== RECORDS FOR PROCESSING ==

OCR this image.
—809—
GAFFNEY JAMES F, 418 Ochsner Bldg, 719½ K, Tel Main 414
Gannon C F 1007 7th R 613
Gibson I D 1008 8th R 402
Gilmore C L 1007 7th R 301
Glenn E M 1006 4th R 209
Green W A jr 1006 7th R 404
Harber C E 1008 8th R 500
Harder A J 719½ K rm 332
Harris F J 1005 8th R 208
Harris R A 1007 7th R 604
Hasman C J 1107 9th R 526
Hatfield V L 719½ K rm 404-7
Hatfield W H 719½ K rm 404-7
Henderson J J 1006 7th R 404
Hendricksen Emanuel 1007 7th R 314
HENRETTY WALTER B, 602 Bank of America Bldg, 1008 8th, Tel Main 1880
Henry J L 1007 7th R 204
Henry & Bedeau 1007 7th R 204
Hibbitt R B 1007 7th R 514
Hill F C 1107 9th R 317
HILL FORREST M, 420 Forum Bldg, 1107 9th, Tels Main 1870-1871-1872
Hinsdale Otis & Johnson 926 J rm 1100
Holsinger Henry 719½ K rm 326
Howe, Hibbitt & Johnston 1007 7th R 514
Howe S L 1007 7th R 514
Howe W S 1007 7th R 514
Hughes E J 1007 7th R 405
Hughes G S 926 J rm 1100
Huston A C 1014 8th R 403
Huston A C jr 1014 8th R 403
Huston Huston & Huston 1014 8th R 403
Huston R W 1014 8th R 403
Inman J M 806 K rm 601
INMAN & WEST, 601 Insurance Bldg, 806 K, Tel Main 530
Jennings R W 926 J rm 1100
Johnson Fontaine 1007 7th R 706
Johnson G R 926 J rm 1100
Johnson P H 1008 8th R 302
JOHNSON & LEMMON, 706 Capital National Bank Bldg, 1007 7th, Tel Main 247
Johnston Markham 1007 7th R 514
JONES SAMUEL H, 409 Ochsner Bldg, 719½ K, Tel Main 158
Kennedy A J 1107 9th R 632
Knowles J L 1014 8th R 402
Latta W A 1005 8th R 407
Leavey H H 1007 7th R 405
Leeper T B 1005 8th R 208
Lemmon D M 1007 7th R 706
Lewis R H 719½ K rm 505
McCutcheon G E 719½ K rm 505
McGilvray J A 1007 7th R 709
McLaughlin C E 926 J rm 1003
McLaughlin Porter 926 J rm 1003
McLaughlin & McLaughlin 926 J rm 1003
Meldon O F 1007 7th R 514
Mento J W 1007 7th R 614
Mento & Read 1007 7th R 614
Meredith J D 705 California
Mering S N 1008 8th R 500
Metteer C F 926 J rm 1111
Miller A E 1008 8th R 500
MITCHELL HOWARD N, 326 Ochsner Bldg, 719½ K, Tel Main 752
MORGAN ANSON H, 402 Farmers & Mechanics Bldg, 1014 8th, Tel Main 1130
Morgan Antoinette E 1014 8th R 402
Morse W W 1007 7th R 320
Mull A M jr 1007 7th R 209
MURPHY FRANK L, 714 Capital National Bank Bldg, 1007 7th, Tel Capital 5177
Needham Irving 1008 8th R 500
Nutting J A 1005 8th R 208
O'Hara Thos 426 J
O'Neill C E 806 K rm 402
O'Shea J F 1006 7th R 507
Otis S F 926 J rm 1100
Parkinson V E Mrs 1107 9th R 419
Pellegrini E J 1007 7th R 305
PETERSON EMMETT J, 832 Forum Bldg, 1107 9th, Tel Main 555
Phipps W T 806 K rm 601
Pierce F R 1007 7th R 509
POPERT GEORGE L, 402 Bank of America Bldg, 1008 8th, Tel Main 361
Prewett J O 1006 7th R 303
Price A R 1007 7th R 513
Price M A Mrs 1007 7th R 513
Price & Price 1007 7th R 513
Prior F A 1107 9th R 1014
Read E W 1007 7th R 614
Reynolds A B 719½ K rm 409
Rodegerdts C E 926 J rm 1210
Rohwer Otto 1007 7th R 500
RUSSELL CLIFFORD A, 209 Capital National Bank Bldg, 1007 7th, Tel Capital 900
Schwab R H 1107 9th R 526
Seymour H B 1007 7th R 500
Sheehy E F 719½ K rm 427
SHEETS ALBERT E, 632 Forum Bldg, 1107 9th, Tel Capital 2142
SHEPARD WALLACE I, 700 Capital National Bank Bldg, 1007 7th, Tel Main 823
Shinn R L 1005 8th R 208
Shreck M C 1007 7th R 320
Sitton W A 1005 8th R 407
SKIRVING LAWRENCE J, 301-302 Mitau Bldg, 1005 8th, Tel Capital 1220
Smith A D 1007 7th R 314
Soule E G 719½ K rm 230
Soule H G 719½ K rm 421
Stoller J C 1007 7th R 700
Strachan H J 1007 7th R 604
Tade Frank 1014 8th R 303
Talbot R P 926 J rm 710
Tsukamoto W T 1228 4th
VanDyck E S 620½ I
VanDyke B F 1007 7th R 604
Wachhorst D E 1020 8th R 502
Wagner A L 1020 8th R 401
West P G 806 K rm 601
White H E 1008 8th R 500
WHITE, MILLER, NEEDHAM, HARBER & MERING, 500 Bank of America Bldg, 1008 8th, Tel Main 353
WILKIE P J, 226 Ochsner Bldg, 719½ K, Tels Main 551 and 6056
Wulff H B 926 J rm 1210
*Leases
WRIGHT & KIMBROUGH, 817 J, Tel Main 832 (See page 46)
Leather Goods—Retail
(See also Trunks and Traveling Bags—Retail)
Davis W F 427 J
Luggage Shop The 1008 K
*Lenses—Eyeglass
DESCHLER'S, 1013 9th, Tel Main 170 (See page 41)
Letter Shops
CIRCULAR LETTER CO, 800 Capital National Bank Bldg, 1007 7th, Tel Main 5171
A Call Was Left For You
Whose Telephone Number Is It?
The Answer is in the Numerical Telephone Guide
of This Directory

===

INSTRUCTIONS FOR THE TASK:
Say how many lines in the records hold the string "Hatfield", and say nothing else.

RESULT:
2